[Items from a figure collection]
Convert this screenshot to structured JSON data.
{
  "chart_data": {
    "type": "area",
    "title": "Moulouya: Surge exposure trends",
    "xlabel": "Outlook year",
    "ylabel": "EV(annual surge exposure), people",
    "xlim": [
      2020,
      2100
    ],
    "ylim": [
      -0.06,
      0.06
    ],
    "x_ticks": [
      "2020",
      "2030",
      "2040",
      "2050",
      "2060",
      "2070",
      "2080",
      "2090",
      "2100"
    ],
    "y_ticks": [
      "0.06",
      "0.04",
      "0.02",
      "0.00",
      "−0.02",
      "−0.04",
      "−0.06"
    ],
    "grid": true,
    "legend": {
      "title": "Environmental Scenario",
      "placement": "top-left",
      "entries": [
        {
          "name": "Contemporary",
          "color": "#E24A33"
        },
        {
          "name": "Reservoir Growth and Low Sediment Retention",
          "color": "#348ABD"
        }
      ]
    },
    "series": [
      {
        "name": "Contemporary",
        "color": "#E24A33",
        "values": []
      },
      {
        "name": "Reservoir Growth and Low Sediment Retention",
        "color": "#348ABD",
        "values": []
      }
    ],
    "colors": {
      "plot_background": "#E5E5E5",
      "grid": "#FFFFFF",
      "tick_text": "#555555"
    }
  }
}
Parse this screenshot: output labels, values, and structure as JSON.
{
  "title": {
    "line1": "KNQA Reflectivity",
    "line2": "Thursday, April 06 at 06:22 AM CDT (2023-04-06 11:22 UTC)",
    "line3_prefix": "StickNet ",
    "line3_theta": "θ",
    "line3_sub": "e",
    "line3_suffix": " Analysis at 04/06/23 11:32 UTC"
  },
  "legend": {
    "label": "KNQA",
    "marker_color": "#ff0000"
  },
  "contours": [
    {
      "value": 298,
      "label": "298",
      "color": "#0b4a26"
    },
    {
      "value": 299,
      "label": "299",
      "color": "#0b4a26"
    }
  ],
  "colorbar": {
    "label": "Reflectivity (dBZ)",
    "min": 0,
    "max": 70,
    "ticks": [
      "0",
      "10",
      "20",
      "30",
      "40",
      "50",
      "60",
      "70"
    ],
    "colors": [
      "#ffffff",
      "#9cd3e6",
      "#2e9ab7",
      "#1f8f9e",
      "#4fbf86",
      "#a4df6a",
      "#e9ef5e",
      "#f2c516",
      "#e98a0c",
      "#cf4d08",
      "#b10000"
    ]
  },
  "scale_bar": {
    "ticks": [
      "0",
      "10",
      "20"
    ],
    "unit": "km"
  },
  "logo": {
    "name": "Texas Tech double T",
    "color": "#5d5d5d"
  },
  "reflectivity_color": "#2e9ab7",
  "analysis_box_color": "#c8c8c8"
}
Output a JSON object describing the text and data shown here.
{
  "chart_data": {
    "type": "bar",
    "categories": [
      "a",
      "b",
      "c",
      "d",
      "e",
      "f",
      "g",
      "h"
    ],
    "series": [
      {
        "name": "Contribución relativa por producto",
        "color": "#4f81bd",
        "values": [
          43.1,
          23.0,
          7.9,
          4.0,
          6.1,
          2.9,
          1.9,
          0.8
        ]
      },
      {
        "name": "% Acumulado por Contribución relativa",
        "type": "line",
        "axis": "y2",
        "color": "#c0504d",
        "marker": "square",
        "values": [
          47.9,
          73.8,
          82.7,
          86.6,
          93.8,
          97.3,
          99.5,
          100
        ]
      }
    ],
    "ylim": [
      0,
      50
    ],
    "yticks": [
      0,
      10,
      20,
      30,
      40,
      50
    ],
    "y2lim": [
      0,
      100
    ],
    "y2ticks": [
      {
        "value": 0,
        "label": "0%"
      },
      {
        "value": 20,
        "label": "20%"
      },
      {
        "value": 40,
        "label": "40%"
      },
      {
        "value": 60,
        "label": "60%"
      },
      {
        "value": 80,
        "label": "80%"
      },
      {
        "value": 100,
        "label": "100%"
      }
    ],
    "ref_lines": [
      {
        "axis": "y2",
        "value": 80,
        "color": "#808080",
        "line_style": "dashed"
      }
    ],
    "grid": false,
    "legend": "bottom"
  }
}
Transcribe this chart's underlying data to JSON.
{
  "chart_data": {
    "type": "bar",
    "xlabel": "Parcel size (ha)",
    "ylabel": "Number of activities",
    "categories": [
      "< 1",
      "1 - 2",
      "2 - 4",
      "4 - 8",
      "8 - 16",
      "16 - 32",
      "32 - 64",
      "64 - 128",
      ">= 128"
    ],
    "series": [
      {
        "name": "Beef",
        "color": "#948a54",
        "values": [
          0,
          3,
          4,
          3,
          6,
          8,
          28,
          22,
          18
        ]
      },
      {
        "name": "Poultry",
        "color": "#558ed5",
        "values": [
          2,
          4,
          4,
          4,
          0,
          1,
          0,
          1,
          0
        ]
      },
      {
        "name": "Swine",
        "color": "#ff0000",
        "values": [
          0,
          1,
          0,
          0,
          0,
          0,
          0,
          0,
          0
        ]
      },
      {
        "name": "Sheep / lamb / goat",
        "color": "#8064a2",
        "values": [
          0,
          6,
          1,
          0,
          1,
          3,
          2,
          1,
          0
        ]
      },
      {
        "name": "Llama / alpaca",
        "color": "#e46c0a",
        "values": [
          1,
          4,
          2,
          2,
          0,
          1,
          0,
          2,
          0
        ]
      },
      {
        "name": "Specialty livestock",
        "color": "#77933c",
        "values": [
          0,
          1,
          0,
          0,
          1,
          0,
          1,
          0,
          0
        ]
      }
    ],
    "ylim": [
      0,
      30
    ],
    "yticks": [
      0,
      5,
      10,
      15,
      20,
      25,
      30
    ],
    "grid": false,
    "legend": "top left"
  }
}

WHAT YOU WILL DO
Return what is listed above, exactly and completely.

SOLUTION TO THIS EXERCISE
Convert this screenshot to structured JSON data.
{
  "chart_data": {
    "type": "area",
    "title": "Moulouya: Surge exposure trends",
    "xlabel": "Outlook year",
    "ylabel": "EV(annual surge exposure), people",
    "xlim": [
      2020,
      2100
    ],
    "ylim": [
      -0.06,
      0.06
    ],
    "x_ticks": [
      "2020",
      "2030",
      "2040",
      "2050",
      "2060",
      "2070",
      "2080",
      "2090",
      "2100"
    ],
    "y_ticks": [
      "0.06",
      "0.04",
      "0.02",
      "0.00",
      "−0.02",
      "−0.04",
      "−0.06"
    ],
    "grid": true,
    "legend": {
      "title": "Environmental Scenario",
      "placement": "top-left",
      "entries": [
        {
          "name": "Contemporary",
          "color": "#E24A33"
        },
        {
          "name": "Reservoir Growth and Low Sediment Retention",
          "color": "#348ABD"
        }
      ]
    },
    "series": [
      {
        "name": "Contemporary",
        "color": "#E24A33",
        "values": []
      },
      {
        "name": "Reservoir Growth and Low Sediment Retention",
        "color": "#348ABD",
        "values": []
      }
    ],
    "colors": {
      "plot_background": "#E5E5E5",
      "grid": "#FFFFFF",
      "tick_text": "#555555"
    }
  }
}
Parse this screenshot: output labels, values, and structure as JSON.
{
  "title": {
    "line1": "KNQA Reflectivity",
    "line2": "Thursday, April 06 at 06:22 AM CDT (2023-04-06 11:22 UTC)",
    "line3_prefix": "StickNet ",
    "line3_theta": "θ",
    "line3_sub": "e",
    "line3_suffix": " Analysis at 04/06/23 11:32 UTC"
  },
  "legend": {
    "label": "KNQA",
    "marker_color": "#ff0000"
  },
  "contours": [
    {
      "value": 298,
      "label": "298",
      "color": "#0b4a26"
    },
    {
      "value": 299,
      "label": "299",
      "color": "#0b4a26"
    }
  ],
  "colorbar": {
    "label": "Reflectivity (dBZ)",
    "min": 0,
    "max": 70,
    "ticks": [
      "0",
      "10",
      "20",
      "30",
      "40",
      "50",
      "60",
      "70"
    ],
    "colors": [
      "#ffffff",
      "#9cd3e6",
      "#2e9ab7",
      "#1f8f9e",
      "#4fbf86",
      "#a4df6a",
      "#e9ef5e",
      "#f2c516",
      "#e98a0c",
      "#cf4d08",
      "#b10000"
    ]
  },
  "scale_bar": {
    "ticks": [
      "0",
      "10",
      "20"
    ],
    "unit": "km"
  },
  "logo": {
    "name": "Texas Tech double T",
    "color": "#5d5d5d"
  },
  "reflectivity_color": "#2e9ab7",
  "analysis_box_color": "#c8c8c8"
}
Output a JSON object describing the text and data shown here.
{
  "chart_data": {
    "type": "bar",
    "categories": [
      "a",
      "b",
      "c",
      "d",
      "e",
      "f",
      "g",
      "h"
    ],
    "series": [
      {
        "name": "Contribución relativa por producto",
        "color": "#4f81bd",
        "values": [
          43.1,
          23.0,
          7.9,
          4.0,
          6.1,
          2.9,
          1.9,
          0.8
        ]
      },
      {
        "name": "% Acumulado por Contribución relativa",
        "type": "line",
        "axis": "y2",
        "color": "#c0504d",
        "marker": "square",
        "values": [
          47.9,
          73.8,
          82.7,
          86.6,
          93.8,
          97.3,
          99.5,
          100
        ]
      }
    ],
    "ylim": [
      0,
      50
    ],
    "yticks": [
      0,
      10,
      20,
      30,
      40,
      50
    ],
    "y2lim": [
      0,
      100
    ],
    "y2ticks": [
      {
        "value": 0,
        "label": "0%"
      },
      {
        "value": 20,
        "label": "20%"
      },
      {
        "value": 40,
        "label": "40%"
      },
      {
        "value": 60,
        "label": "60%"
      },
      {
        "value": 80,
        "label": "80%"
      },
      {
        "value": 100,
        "label": "100%"
      }
    ],
    "ref_lines": [
      {
        "axis": "y2",
        "value": 80,
        "color": "#808080",
        "line_style": "dashed"
      }
    ],
    "grid": false,
    "legend": "bottom"
  }
}
Transcribe this chart's underlying data to JSON.
{
  "chart_data": {
    "type": "bar",
    "xlabel": "Parcel size (ha)",
    "ylabel": "Number of activities",
    "categories": [
      "< 1",
      "1 - 2",
      "2 - 4",
      "4 - 8",
      "8 - 16",
      "16 - 32",
      "32 - 64",
      "64 - 128",
      ">= 128"
    ],
    "series": [
      {
        "name": "Beef",
        "color": "#948a54",
        "values": [
          0,
          3,
          4,
          3,
          6,
          8,
          28,
          22,
          18
        ]
      },
      {
        "name": "Poultry",
        "color": "#558ed5",
        "values": [
          2,
          4,
          4,
          4,
          0,
          1,
          0,
          1,
          0
        ]
      },
      {
        "name": "Swine",
        "color": "#ff0000",
        "values": [
          0,
          1,
          0,
          0,
          0,
          0,
          0,
          0,
          0
        ]
      },
      {
        "name": "Sheep / lamb / goat",
        "color": "#8064a2",
        "values": [
          0,
          6,
          1,
          0,
          1,
          3,
          2,
          1,
          0
        ]
      },
      {
        "name": "Llama / alpaca",
        "color": "#e46c0a",
        "values": [
          1,
          4,
          2,
          2,
          0,
          1,
          0,
          2,
          0
        ]
      },
      {
        "name": "Specialty livestock",
        "color": "#77933c",
        "values": [
          0,
          1,
          0,
          0,
          1,
          0,
          1,
          0,
          0
        ]
      }
    ],
    "ylim": [
      0,
      30
    ],
    "yticks": [
      0,
      5,
      10,
      15,
      20,
      25,
      30
    ],
    "grid": false,
    "legend": "top left"
  }
}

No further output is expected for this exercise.